Saved data entries:
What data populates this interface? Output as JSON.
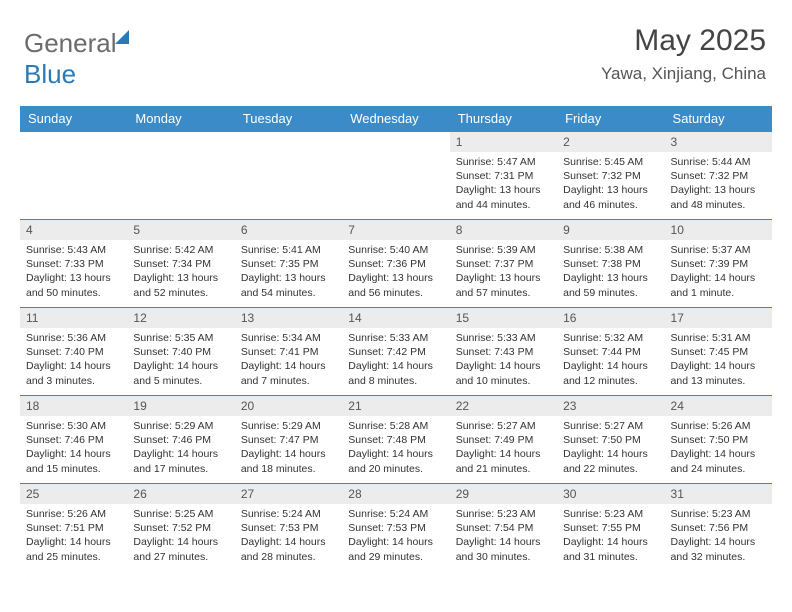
{
  "brand": {
    "part1": "General",
    "part2": "Blue"
  },
  "header": {
    "month_year": "May 2025",
    "location": "Yawa, Xinjiang, China"
  },
  "colors": {
    "header_bg": "#3b8bc9",
    "header_fg": "#ffffff",
    "daynum_bg": "#ececec",
    "rule": "#3b8bc9",
    "brand_gray": "#6b6b6b",
    "brand_blue": "#2a7ab8"
  },
  "columns": [
    "Sunday",
    "Monday",
    "Tuesday",
    "Wednesday",
    "Thursday",
    "Friday",
    "Saturday"
  ],
  "weeks": [
    [
      null,
      null,
      null,
      null,
      {
        "d": "1",
        "sr": "5:47 AM",
        "ss": "7:31 PM",
        "dl": "13 hours and 44 minutes."
      },
      {
        "d": "2",
        "sr": "5:45 AM",
        "ss": "7:32 PM",
        "dl": "13 hours and 46 minutes."
      },
      {
        "d": "3",
        "sr": "5:44 AM",
        "ss": "7:32 PM",
        "dl": "13 hours and 48 minutes."
      }
    ],
    [
      {
        "d": "4",
        "sr": "5:43 AM",
        "ss": "7:33 PM",
        "dl": "13 hours and 50 minutes."
      },
      {
        "d": "5",
        "sr": "5:42 AM",
        "ss": "7:34 PM",
        "dl": "13 hours and 52 minutes."
      },
      {
        "d": "6",
        "sr": "5:41 AM",
        "ss": "7:35 PM",
        "dl": "13 hours and 54 minutes."
      },
      {
        "d": "7",
        "sr": "5:40 AM",
        "ss": "7:36 PM",
        "dl": "13 hours and 56 minutes."
      },
      {
        "d": "8",
        "sr": "5:39 AM",
        "ss": "7:37 PM",
        "dl": "13 hours and 57 minutes."
      },
      {
        "d": "9",
        "sr": "5:38 AM",
        "ss": "7:38 PM",
        "dl": "13 hours and 59 minutes."
      },
      {
        "d": "10",
        "sr": "5:37 AM",
        "ss": "7:39 PM",
        "dl": "14 hours and 1 minute."
      }
    ],
    [
      {
        "d": "11",
        "sr": "5:36 AM",
        "ss": "7:40 PM",
        "dl": "14 hours and 3 minutes."
      },
      {
        "d": "12",
        "sr": "5:35 AM",
        "ss": "7:40 PM",
        "dl": "14 hours and 5 minutes."
      },
      {
        "d": "13",
        "sr": "5:34 AM",
        "ss": "7:41 PM",
        "dl": "14 hours and 7 minutes."
      },
      {
        "d": "14",
        "sr": "5:33 AM",
        "ss": "7:42 PM",
        "dl": "14 hours and 8 minutes."
      },
      {
        "d": "15",
        "sr": "5:33 AM",
        "ss": "7:43 PM",
        "dl": "14 hours and 10 minutes."
      },
      {
        "d": "16",
        "sr": "5:32 AM",
        "ss": "7:44 PM",
        "dl": "14 hours and 12 minutes."
      },
      {
        "d": "17",
        "sr": "5:31 AM",
        "ss": "7:45 PM",
        "dl": "14 hours and 13 minutes."
      }
    ],
    [
      {
        "d": "18",
        "sr": "5:30 AM",
        "ss": "7:46 PM",
        "dl": "14 hours and 15 minutes."
      },
      {
        "d": "19",
        "sr": "5:29 AM",
        "ss": "7:46 PM",
        "dl": "14 hours and 17 minutes."
      },
      {
        "d": "20",
        "sr": "5:29 AM",
        "ss": "7:47 PM",
        "dl": "14 hours and 18 minutes."
      },
      {
        "d": "21",
        "sr": "5:28 AM",
        "ss": "7:48 PM",
        "dl": "14 hours and 20 minutes."
      },
      {
        "d": "22",
        "sr": "5:27 AM",
        "ss": "7:49 PM",
        "dl": "14 hours and 21 minutes."
      },
      {
        "d": "23",
        "sr": "5:27 AM",
        "ss": "7:50 PM",
        "dl": "14 hours and 22 minutes."
      },
      {
        "d": "24",
        "sr": "5:26 AM",
        "ss": "7:50 PM",
        "dl": "14 hours and 24 minutes."
      }
    ],
    [
      {
        "d": "25",
        "sr": "5:26 AM",
        "ss": "7:51 PM",
        "dl": "14 hours and 25 minutes."
      },
      {
        "d": "26",
        "sr": "5:25 AM",
        "ss": "7:52 PM",
        "dl": "14 hours and 27 minutes."
      },
      {
        "d": "27",
        "sr": "5:24 AM",
        "ss": "7:53 PM",
        "dl": "14 hours and 28 minutes."
      },
      {
        "d": "28",
        "sr": "5:24 AM",
        "ss": "7:53 PM",
        "dl": "14 hours and 29 minutes."
      },
      {
        "d": "29",
        "sr": "5:23 AM",
        "ss": "7:54 PM",
        "dl": "14 hours and 30 minutes."
      },
      {
        "d": "30",
        "sr": "5:23 AM",
        "ss": "7:55 PM",
        "dl": "14 hours and 31 minutes."
      },
      {
        "d": "31",
        "sr": "5:23 AM",
        "ss": "7:56 PM",
        "dl": "14 hours and 32 minutes."
      }
    ]
  ],
  "labels": {
    "sunrise": "Sunrise: ",
    "sunset": "Sunset: ",
    "daylight": "Daylight: "
  }
}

YOUR INSTRUCTIONS ->
Copy the records above exactly, leaving out every picture.

FULL RESPONSE ->
What data populates this interface? Output as JSON.
{
  "brand": {
    "part1": "General",
    "part2": "Blue"
  },
  "header": {
    "month_year": "May 2025",
    "location": "Yawa, Xinjiang, China"
  },
  "colors": {
    "header_bg": "#3b8bc9",
    "header_fg": "#ffffff",
    "daynum_bg": "#ececec",
    "rule": "#3b8bc9",
    "brand_gray": "#6b6b6b",
    "brand_blue": "#2a7ab8"
  },
  "columns": [
    "Sunday",
    "Monday",
    "Tuesday",
    "Wednesday",
    "Thursday",
    "Friday",
    "Saturday"
  ],
  "weeks": [
    [
      null,
      null,
      null,
      null,
      {
        "d": "1",
        "sr": "5:47 AM",
        "ss": "7:31 PM",
        "dl": "13 hours and 44 minutes."
      },
      {
        "d": "2",
        "sr": "5:45 AM",
        "ss": "7:32 PM",
        "dl": "13 hours and 46 minutes."
      },
      {
        "d": "3",
        "sr": "5:44 AM",
        "ss": "7:32 PM",
        "dl": "13 hours and 48 minutes."
      }
    ],
    [
      {
        "d": "4",
        "sr": "5:43 AM",
        "ss": "7:33 PM",
        "dl": "13 hours and 50 minutes."
      },
      {
        "d": "5",
        "sr": "5:42 AM",
        "ss": "7:34 PM",
        "dl": "13 hours and 52 minutes."
      },
      {
        "d": "6",
        "sr": "5:41 AM",
        "ss": "7:35 PM",
        "dl": "13 hours and 54 minutes."
      },
      {
        "d": "7",
        "sr": "5:40 AM",
        "ss": "7:36 PM",
        "dl": "13 hours and 56 minutes."
      },
      {
        "d": "8",
        "sr": "5:39 AM",
        "ss": "7:37 PM",
        "dl": "13 hours and 57 minutes."
      },
      {
        "d": "9",
        "sr": "5:38 AM",
        "ss": "7:38 PM",
        "dl": "13 hours and 59 minutes."
      },
      {
        "d": "10",
        "sr": "5:37 AM",
        "ss": "7:39 PM",
        "dl": "14 hours and 1 minute."
      }
    ],
    [
      {
        "d": "11",
        "sr": "5:36 AM",
        "ss": "7:40 PM",
        "dl": "14 hours and 3 minutes."
      },
      {
        "d": "12",
        "sr": "5:35 AM",
        "ss": "7:40 PM",
        "dl": "14 hours and 5 minutes."
      },
      {
        "d": "13",
        "sr": "5:34 AM",
        "ss": "7:41 PM",
        "dl": "14 hours and 7 minutes."
      },
      {
        "d": "14",
        "sr": "5:33 AM",
        "ss": "7:42 PM",
        "dl": "14 hours and 8 minutes."
      },
      {
        "d": "15",
        "sr": "5:33 AM",
        "ss": "7:43 PM",
        "dl": "14 hours and 10 minutes."
      },
      {
        "d": "16",
        "sr": "5:32 AM",
        "ss": "7:44 PM",
        "dl": "14 hours and 12 minutes."
      },
      {
        "d": "17",
        "sr": "5:31 AM",
        "ss": "7:45 PM",
        "dl": "14 hours and 13 minutes."
      }
    ],
    [
      {
        "d": "18",
        "sr": "5:30 AM",
        "ss": "7:46 PM",
        "dl": "14 hours and 15 minutes."
      },
      {
        "d": "19",
        "sr": "5:29 AM",
        "ss": "7:46 PM",
        "dl": "14 hours and 17 minutes."
      },
      {
        "d": "20",
        "sr": "5:29 AM",
        "ss": "7:47 PM",
        "dl": "14 hours and 18 minutes."
      },
      {
        "d": "21",
        "sr": "5:28 AM",
        "ss": "7:48 PM",
        "dl": "14 hours and 20 minutes."
      },
      {
        "d": "22",
        "sr": "5:27 AM",
        "ss": "7:49 PM",
        "dl": "14 hours and 21 minutes."
      },
      {
        "d": "23",
        "sr": "5:27 AM",
        "ss": "7:50 PM",
        "dl": "14 hours and 22 minutes."
      },
      {
        "d": "24",
        "sr": "5:26 AM",
        "ss": "7:50 PM",
        "dl": "14 hours and 24 minutes."
      }
    ],
    [
      {
        "d": "25",
        "sr": "5:26 AM",
        "ss": "7:51 PM",
        "dl": "14 hours and 25 minutes."
      },
      {
        "d": "26",
        "sr": "5:25 AM",
        "ss": "7:52 PM",
        "dl": "14 hours and 27 minutes."
      },
      {
        "d": "27",
        "sr": "5:24 AM",
        "ss": "7:53 PM",
        "dl": "14 hours and 28 minutes."
      },
      {
        "d": "28",
        "sr": "5:24 AM",
        "ss": "7:53 PM",
        "dl": "14 hours and 29 minutes."
      },
      {
        "d": "29",
        "sr": "5:23 AM",
        "ss": "7:54 PM",
        "dl": "14 hours and 30 minutes."
      },
      {
        "d": "30",
        "sr": "5:23 AM",
        "ss": "7:55 PM",
        "dl": "14 hours and 31 minutes."
      },
      {
        "d": "31",
        "sr": "5:23 AM",
        "ss": "7:56 PM",
        "dl": "14 hours and 32 minutes."
      }
    ]
  ],
  "labels": {
    "sunrise": "Sunrise: ",
    "sunset": "Sunset: ",
    "daylight": "Daylight: "
  }
}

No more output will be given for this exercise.